[Records from a collection of figures]
· · · · · · ·
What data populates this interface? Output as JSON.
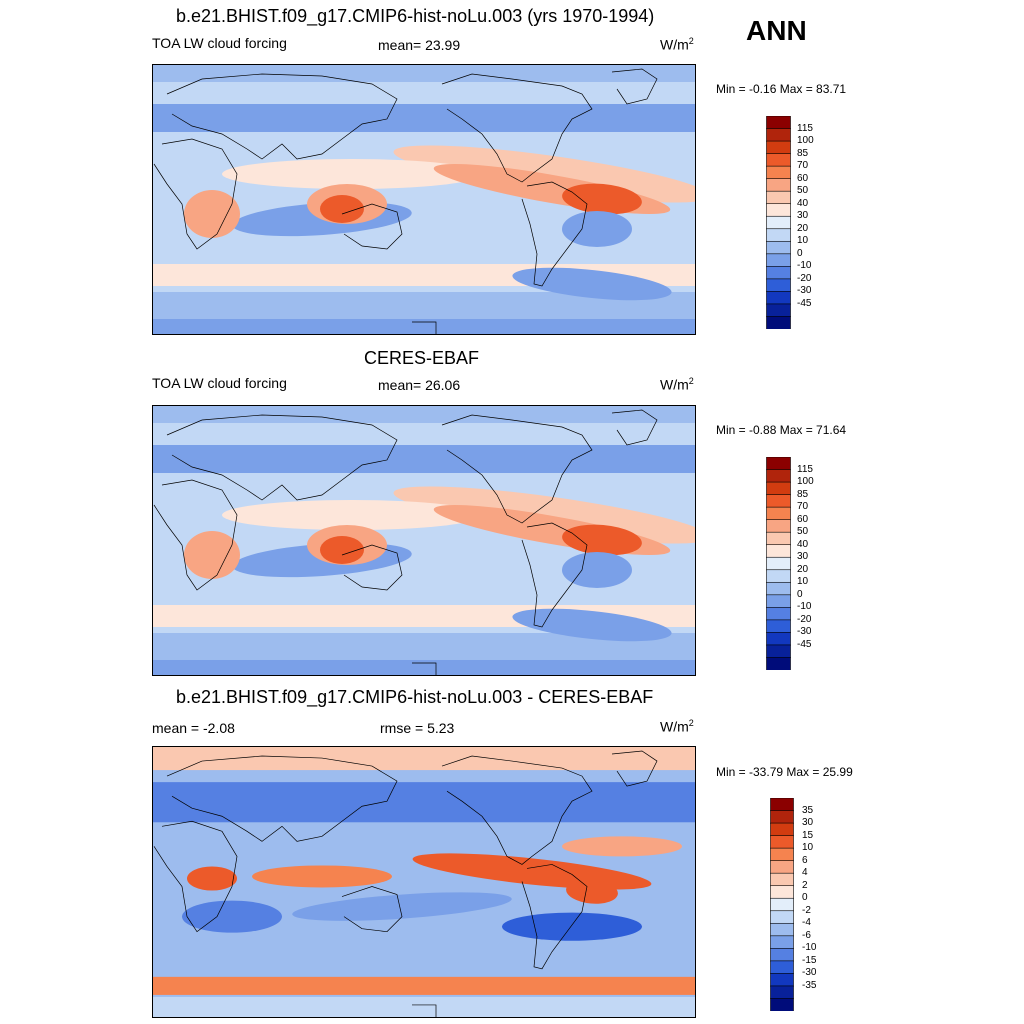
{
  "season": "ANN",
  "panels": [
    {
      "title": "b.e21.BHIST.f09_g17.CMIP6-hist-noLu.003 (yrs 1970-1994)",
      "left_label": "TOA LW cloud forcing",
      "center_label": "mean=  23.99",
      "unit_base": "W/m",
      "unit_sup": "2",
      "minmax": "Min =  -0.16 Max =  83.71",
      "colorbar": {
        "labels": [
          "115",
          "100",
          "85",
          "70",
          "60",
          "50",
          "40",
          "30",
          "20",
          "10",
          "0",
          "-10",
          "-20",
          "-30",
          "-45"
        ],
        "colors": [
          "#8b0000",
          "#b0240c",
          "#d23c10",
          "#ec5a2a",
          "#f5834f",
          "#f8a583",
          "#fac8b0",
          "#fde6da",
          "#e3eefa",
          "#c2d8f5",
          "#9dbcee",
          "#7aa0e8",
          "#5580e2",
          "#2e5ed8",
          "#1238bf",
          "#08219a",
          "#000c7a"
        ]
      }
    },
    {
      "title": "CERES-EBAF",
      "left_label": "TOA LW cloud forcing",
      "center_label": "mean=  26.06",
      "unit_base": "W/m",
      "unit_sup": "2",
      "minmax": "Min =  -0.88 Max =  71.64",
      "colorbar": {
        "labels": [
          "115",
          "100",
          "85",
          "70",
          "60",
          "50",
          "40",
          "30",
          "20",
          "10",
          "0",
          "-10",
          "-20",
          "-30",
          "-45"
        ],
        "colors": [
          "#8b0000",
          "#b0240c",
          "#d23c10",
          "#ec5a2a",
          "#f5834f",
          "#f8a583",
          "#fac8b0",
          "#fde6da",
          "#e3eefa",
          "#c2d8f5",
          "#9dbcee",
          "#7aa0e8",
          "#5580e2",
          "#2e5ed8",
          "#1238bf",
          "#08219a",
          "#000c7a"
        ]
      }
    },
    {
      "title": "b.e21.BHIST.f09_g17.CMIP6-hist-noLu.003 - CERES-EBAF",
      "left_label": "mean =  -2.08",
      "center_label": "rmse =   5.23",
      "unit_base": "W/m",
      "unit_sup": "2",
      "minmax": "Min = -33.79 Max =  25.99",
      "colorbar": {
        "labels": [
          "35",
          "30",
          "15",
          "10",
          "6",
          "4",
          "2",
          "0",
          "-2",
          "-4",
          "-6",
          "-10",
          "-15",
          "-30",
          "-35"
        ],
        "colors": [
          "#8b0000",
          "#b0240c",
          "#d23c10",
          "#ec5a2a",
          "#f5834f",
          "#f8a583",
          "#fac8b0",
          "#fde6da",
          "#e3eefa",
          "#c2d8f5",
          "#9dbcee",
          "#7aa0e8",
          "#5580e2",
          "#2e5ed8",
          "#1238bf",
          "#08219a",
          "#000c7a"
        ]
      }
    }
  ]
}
· · · · · · ·
■ TO BE DONE: Repeat the data exactly, without the pictures.

■ OUTPUT FOR THIS EXERCISE:
What data populates this interface? Output as JSON.
{
  "season": "ANN",
  "panels": [
    {
      "title": "b.e21.BHIST.f09_g17.CMIP6-hist-noLu.003 (yrs 1970-1994)",
      "left_label": "TOA LW cloud forcing",
      "center_label": "mean=  23.99",
      "unit_base": "W/m",
      "unit_sup": "2",
      "minmax": "Min =  -0.16 Max =  83.71",
      "colorbar": {
        "labels": [
          "115",
          "100",
          "85",
          "70",
          "60",
          "50",
          "40",
          "30",
          "20",
          "10",
          "0",
          "-10",
          "-20",
          "-30",
          "-45"
        ],
        "colors": [
          "#8b0000",
          "#b0240c",
          "#d23c10",
          "#ec5a2a",
          "#f5834f",
          "#f8a583",
          "#fac8b0",
          "#fde6da",
          "#e3eefa",
          "#c2d8f5",
          "#9dbcee",
          "#7aa0e8",
          "#5580e2",
          "#2e5ed8",
          "#1238bf",
          "#08219a",
          "#000c7a"
        ]
      }
    },
    {
      "title": "CERES-EBAF",
      "left_label": "TOA LW cloud forcing",
      "center_label": "mean=  26.06",
      "unit_base": "W/m",
      "unit_sup": "2",
      "minmax": "Min =  -0.88 Max =  71.64",
      "colorbar": {
        "labels": [
          "115",
          "100",
          "85",
          "70",
          "60",
          "50",
          "40",
          "30",
          "20",
          "10",
          "0",
          "-10",
          "-20",
          "-30",
          "-45"
        ],
        "colors": [
          "#8b0000",
          "#b0240c",
          "#d23c10",
          "#ec5a2a",
          "#f5834f",
          "#f8a583",
          "#fac8b0",
          "#fde6da",
          "#e3eefa",
          "#c2d8f5",
          "#9dbcee",
          "#7aa0e8",
          "#5580e2",
          "#2e5ed8",
          "#1238bf",
          "#08219a",
          "#000c7a"
        ]
      }
    },
    {
      "title": "b.e21.BHIST.f09_g17.CMIP6-hist-noLu.003 - CERES-EBAF",
      "left_label": "mean =  -2.08",
      "center_label": "rmse =   5.23",
      "unit_base": "W/m",
      "unit_sup": "2",
      "minmax": "Min = -33.79 Max =  25.99",
      "colorbar": {
        "labels": [
          "35",
          "30",
          "15",
          "10",
          "6",
          "4",
          "2",
          "0",
          "-2",
          "-4",
          "-6",
          "-10",
          "-15",
          "-30",
          "-35"
        ],
        "colors": [
          "#8b0000",
          "#b0240c",
          "#d23c10",
          "#ec5a2a",
          "#f5834f",
          "#f8a583",
          "#fac8b0",
          "#fde6da",
          "#e3eefa",
          "#c2d8f5",
          "#9dbcee",
          "#7aa0e8",
          "#5580e2",
          "#2e5ed8",
          "#1238bf",
          "#08219a",
          "#000c7a"
        ]
      }
    }
  ]
}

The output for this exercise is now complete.